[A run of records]
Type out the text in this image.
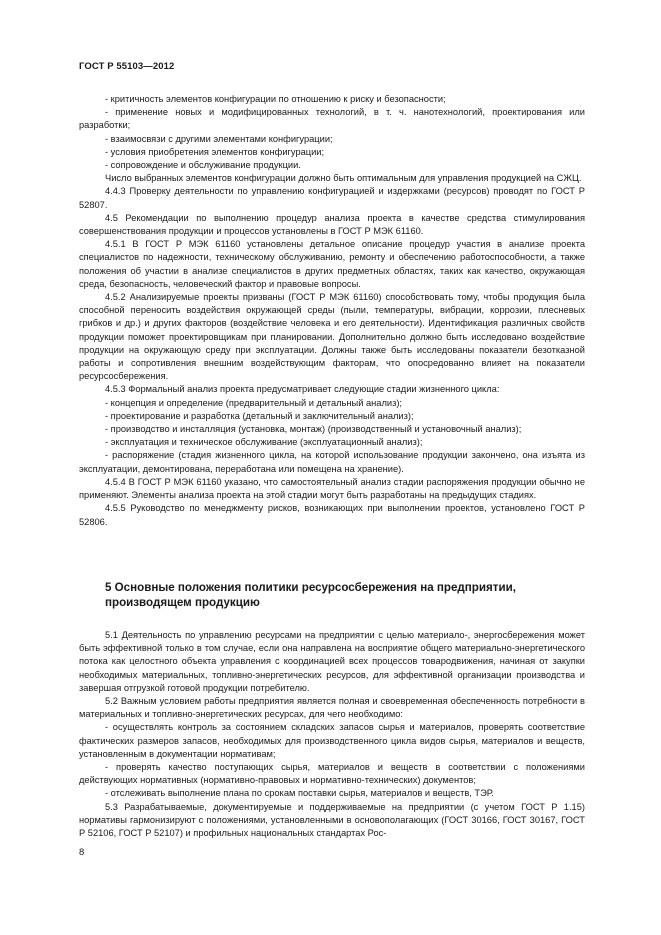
ГОСТ Р 55103—2012

- критичность элементов конфигурации по отношению к риску и безопасности;

- применение новых и модифицированных технологий, в т. ч. нанотехнологий, проектирования или разработки;

- взаимосвязи с другими элементами конфигурации;

- условия приобретения элементов конфигурации;

- сопровождение и обслуживание продукции.

Число выбранных элементов конфигурации должно быть оптимальным для управления продукцией на СЖЦ.

4.4.3 Проверку деятельности по управлению конфигурацией и издержками (ресурсов) проводят по ГОСТ Р 52807.

4.5 Рекомендации по выполнению процедур анализа проекта в качестве средства стимулирования совершенствования продукции и процессов установлены в ГОСТ Р МЭК 61160.

4.5.1 В ГОСТ Р МЭК 61160 установлены детальное описание процедур участия в анализе проекта специалистов по надежности, техническому обслуживанию, ремонту и обеспечению работоспособности, а также положения об участии в анализе специалистов в других предметных областях, таких как качество, окружающая среда, безопасность, человеческий фактор и правовые вопросы.

4.5.2 Анализируемые проекты призваны (ГОСТ Р МЭК 61160) способствовать тому, чтобы продукция была способной переносить воздействия окружающей среды (пыли, температуры, вибрации, коррозии, плесневых грибков и др.) и других факторов (воздействие человека и его деятельности). Идентификация различных свойств продукции поможет проектировщикам при планировании. Дополнительно должно быть исследовано воздействие продукции на окружающую среду при эксплуатации. Должны также быть исследованы показатели безотказной работы и сопротивления внешним воздействующим факторам, что опосредованно влияет на показатели ресурсосбережения.

4.5.3 Формальный анализ проекта предусматривает следующие стадии жизненного цикла:

- концепция и определение (предварительный и детальный анализ);

- проектирование и разработка (детальный и заключительный анализ);

- производство и инсталляция (установка, монтаж) (производственный и установочный анализ);

- эксплуатация и техническое обслуживание (эксплуатационный анализ);

- распоряжение (стадия жизненного цикла, на которой использование продукции закончено, она изъята из эксплуатации, демонтирована, переработана или помещена на хранение).

4.5.4 В ГОСТ Р МЭК 61160 указано, что самостоятельный анализ стадии распоряжения продукции обычно не применяют. Элементы анализа проекта на этой стадии могут быть разработаны на предыдущих стадиях.

4.5.5 Руководство по менеджменту рисков, возникающих при выполнении проектов, установлено ГОСТ Р 52806.

5 Основные положения политики ресурсосбережения на предприятии, производящем продукцию

5.1 Деятельность по управлению ресурсами на предприятии с целью материало-, энергосбережения может быть эффективной только в том случае, если она направлена на восприятие общего материально-энергетического потока как целостного объекта управления с координацией всех процессов товародвижения, начиная от закупки необходимых материальных, топливно-энергетических ресурсов, для эффективной организации производства и завершая отгрузкой готовой продукции потребителю.

5.2 Важным условием работы предприятия является полная и своевременная обеспеченность потребности в материальных и топливно-энергетических ресурсах, для чего необходимо:

- осуществлять контроль за состоянием складских запасов сырья и материалов, проверять соответствие фактических размеров запасов, необходимых для производственного цикла видов сырья, материалов и веществ, установленным в документации нормативам;

- проверять качество поступающих сырья, материалов и веществ в соответствии с положениями действующих нормативных (нормативно-правовых и нормативно-технических) документов;

- отслеживать выполнение плана по срокам поставки сырья, материалов и веществ, ТЭР.

5.3 Разрабатываемые, документируемые и поддерживаемые на предприятии (с учетом ГОСТ Р 1.15) нормативы гармонизируют с положениями, установленными в основополагающих (ГОСТ 30166, ГОСТ 30167, ГОСТ Р 52106, ГОСТ Р 52107) и профильных национальных стандартах Рос-

8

REQUIREMENTS
Omit every picture, then reproduce the rest of the listing exactly.

COMPLETE ANSWER
Type out the text in this image.
ГОСТ Р 55103—2012

- критичность элементов конфигурации по отношению к риску и безопасности;

- применение новых и модифицированных технологий, в т. ч. нанотехнологий, проектирования или разработки;

- взаимосвязи с другими элементами конфигурации;

- условия приобретения элементов конфигурации;

- сопровождение и обслуживание продукции.

Число выбранных элементов конфигурации должно быть оптимальным для управления продукцией на СЖЦ.

4.4.3 Проверку деятельности по управлению конфигурацией и издержками (ресурсов) проводят по ГОСТ Р 52807.

4.5 Рекомендации по выполнению процедур анализа проекта в качестве средства стимулирования совершенствования продукции и процессов установлены в ГОСТ Р МЭК 61160.

4.5.1 В ГОСТ Р МЭК 61160 установлены детальное описание процедур участия в анализе проекта специалистов по надежности, техническому обслуживанию, ремонту и обеспечению работоспособности, а также положения об участии в анализе специалистов в других предметных областях, таких как качество, окружающая среда, безопасность, человеческий фактор и правовые вопросы.

4.5.2 Анализируемые проекты призваны (ГОСТ Р МЭК 61160) способствовать тому, чтобы продукция была способной переносить воздействия окружающей среды (пыли, температуры, вибрации, коррозии, плесневых грибков и др.) и других факторов (воздействие человека и его деятельности). Идентификация различных свойств продукции поможет проектировщикам при планировании. Дополнительно должно быть исследовано воздействие продукции на окружающую среду при эксплуатации. Должны также быть исследованы показатели безотказной работы и сопротивления внешним воздействующим факторам, что опосредованно влияет на показатели ресурсосбережения.

4.5.3 Формальный анализ проекта предусматривает следующие стадии жизненного цикла:

- концепция и определение (предварительный и детальный анализ);

- проектирование и разработка (детальный и заключительный анализ);

- производство и инсталляция (установка, монтаж) (производственный и установочный анализ);

- эксплуатация и техническое обслуживание (эксплуатационный анализ);

- распоряжение (стадия жизненного цикла, на которой использование продукции закончено, она изъята из эксплуатации, демонтирована, переработана или помещена на хранение).

4.5.4 В ГОСТ Р МЭК 61160 указано, что самостоятельный анализ стадии распоряжения продукции обычно не применяют. Элементы анализа проекта на этой стадии могут быть разработаны на предыдущих стадиях.

4.5.5 Руководство по менеджменту рисков, возникающих при выполнении проектов, установлено ГОСТ Р 52806.

5 Основные положения политики ресурсосбережения на предприятии, производящем продукцию

5.1 Деятельность по управлению ресурсами на предприятии с целью материало-, энергосбережения может быть эффективной только в том случае, если она направлена на восприятие общего материально-энергетического потока как целостного объекта управления с координацией всех процессов товародвижения, начиная от закупки необходимых материальных, топливно-энергетических ресурсов, для эффективной организации производства и завершая отгрузкой готовой продукции потребителю.

5.2 Важным условием работы предприятия является полная и своевременная обеспеченность потребности в материальных и топливно-энергетических ресурсах, для чего необходимо:

- осуществлять контроль за состоянием складских запасов сырья и материалов, проверять соответствие фактических размеров запасов, необходимых для производственного цикла видов сырья, материалов и веществ, установленным в документации нормативам;

- проверять качество поступающих сырья, материалов и веществ в соответствии с положениями действующих нормативных (нормативно-правовых и нормативно-технических) документов;

- отслеживать выполнение плана по срокам поставки сырья, материалов и веществ, ТЭР.

5.3 Разрабатываемые, документируемые и поддерживаемые на предприятии (с учетом ГОСТ Р 1.15) нормативы гармонизируют с положениями, установленными в основополагающих (ГОСТ 30166, ГОСТ 30167, ГОСТ Р 52106, ГОСТ Р 52107) и профильных национальных стандартах Рос-

8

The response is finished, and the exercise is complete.